-- BEGIN MATERIAL FOR THE TASK --
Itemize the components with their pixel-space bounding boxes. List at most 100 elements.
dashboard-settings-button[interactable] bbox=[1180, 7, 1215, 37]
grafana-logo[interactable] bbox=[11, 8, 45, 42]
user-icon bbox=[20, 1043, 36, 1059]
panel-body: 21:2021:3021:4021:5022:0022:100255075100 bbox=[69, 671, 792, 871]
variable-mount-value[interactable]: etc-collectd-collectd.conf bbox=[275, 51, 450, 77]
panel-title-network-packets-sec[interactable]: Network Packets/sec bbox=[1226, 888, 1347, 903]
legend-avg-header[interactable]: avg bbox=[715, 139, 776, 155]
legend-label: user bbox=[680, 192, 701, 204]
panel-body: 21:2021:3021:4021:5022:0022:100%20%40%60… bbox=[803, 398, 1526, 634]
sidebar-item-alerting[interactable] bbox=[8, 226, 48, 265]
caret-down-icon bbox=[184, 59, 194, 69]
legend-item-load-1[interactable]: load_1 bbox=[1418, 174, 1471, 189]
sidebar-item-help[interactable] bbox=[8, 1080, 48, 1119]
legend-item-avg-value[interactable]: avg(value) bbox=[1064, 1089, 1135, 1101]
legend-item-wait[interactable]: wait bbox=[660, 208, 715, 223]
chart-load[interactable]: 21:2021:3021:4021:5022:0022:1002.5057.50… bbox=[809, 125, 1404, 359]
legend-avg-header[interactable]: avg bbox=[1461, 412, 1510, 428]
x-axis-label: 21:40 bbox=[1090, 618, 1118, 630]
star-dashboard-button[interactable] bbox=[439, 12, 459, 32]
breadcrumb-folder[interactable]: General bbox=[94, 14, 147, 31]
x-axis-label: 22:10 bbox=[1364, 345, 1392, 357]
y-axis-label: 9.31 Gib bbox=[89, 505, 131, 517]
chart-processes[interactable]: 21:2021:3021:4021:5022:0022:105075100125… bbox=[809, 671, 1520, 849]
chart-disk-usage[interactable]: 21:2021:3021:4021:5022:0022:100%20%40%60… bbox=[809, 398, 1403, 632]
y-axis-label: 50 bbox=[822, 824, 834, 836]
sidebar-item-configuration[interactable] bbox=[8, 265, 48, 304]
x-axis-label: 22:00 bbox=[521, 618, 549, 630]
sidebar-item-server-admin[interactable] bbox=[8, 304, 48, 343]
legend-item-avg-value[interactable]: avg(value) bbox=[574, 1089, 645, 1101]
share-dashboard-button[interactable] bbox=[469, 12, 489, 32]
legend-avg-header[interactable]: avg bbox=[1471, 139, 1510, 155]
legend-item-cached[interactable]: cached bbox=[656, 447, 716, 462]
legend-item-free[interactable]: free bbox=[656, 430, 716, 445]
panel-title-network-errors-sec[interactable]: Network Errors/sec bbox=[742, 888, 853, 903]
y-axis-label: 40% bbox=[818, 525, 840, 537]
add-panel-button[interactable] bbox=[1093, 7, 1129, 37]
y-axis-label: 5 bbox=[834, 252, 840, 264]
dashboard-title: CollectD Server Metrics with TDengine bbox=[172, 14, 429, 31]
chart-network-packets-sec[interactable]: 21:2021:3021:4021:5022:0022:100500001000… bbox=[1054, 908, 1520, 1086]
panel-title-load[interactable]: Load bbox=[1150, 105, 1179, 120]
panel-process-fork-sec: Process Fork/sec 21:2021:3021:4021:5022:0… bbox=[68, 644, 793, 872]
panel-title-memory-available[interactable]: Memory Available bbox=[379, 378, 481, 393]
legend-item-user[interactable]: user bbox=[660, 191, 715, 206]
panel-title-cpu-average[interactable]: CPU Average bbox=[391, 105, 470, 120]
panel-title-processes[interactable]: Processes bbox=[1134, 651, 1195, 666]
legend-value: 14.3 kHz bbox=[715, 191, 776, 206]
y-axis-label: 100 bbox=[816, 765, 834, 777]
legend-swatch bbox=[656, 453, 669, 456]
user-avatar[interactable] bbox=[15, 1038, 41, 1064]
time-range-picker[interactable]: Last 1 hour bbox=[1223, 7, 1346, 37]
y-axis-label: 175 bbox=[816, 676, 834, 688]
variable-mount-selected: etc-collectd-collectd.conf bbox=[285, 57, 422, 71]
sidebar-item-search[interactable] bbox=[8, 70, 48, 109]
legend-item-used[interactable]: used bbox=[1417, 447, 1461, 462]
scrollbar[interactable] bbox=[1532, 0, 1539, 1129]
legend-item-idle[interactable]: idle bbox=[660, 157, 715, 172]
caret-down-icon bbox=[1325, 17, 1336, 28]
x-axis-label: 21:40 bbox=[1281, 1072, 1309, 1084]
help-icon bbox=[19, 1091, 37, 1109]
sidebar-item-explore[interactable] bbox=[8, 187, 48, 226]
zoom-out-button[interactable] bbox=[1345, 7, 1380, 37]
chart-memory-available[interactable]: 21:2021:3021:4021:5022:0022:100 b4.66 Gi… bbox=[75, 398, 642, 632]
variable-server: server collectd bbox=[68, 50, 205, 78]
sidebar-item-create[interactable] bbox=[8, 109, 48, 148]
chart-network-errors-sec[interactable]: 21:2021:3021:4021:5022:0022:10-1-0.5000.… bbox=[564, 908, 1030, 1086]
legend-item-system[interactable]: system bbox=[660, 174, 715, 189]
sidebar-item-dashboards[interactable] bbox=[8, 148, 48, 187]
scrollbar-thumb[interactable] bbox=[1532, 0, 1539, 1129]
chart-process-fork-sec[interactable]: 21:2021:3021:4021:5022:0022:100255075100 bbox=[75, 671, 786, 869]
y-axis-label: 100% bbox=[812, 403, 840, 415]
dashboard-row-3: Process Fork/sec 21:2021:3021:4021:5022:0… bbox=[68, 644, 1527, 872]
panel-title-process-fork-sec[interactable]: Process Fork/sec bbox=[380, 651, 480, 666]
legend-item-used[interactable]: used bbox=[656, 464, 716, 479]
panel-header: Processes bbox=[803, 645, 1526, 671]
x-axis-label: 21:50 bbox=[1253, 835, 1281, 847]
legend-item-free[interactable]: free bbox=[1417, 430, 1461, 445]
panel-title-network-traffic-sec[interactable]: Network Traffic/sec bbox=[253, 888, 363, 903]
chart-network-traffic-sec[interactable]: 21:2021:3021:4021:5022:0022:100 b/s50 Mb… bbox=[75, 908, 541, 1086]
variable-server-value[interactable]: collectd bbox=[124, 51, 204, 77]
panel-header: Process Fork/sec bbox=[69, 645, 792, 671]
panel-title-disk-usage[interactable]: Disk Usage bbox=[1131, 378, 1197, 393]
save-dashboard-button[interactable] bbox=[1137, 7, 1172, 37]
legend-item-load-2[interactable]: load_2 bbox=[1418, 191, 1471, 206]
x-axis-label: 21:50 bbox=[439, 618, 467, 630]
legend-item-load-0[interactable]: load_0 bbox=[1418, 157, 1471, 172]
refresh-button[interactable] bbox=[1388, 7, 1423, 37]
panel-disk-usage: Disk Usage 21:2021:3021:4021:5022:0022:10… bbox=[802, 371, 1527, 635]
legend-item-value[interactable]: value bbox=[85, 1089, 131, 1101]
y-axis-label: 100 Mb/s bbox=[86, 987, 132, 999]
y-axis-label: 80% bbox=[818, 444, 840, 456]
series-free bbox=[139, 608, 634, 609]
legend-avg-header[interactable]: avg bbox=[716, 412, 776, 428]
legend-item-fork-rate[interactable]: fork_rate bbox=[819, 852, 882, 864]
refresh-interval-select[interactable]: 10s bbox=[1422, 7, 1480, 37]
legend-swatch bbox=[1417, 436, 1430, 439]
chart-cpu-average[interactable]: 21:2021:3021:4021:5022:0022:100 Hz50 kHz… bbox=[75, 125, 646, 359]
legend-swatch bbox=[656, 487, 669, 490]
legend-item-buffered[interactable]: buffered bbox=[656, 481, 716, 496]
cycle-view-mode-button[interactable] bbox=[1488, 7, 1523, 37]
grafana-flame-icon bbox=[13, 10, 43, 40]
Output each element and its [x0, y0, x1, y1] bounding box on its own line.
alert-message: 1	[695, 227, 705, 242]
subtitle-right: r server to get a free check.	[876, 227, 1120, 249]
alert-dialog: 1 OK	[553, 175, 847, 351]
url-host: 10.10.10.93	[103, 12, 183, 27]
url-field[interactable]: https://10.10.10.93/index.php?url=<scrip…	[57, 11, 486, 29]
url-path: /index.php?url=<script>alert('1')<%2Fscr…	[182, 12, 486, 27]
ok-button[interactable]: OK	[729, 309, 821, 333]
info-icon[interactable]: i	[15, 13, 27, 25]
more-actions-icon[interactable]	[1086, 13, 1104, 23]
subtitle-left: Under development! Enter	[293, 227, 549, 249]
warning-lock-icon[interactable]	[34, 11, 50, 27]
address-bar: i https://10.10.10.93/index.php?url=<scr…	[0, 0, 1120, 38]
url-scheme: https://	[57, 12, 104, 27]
-- END MATERIAL FOR THE TASK --
## [REQUEST]
How many lines in the listing above contain the string "grafana"? Reply with the number alone.

## [THE RESPONSE]
2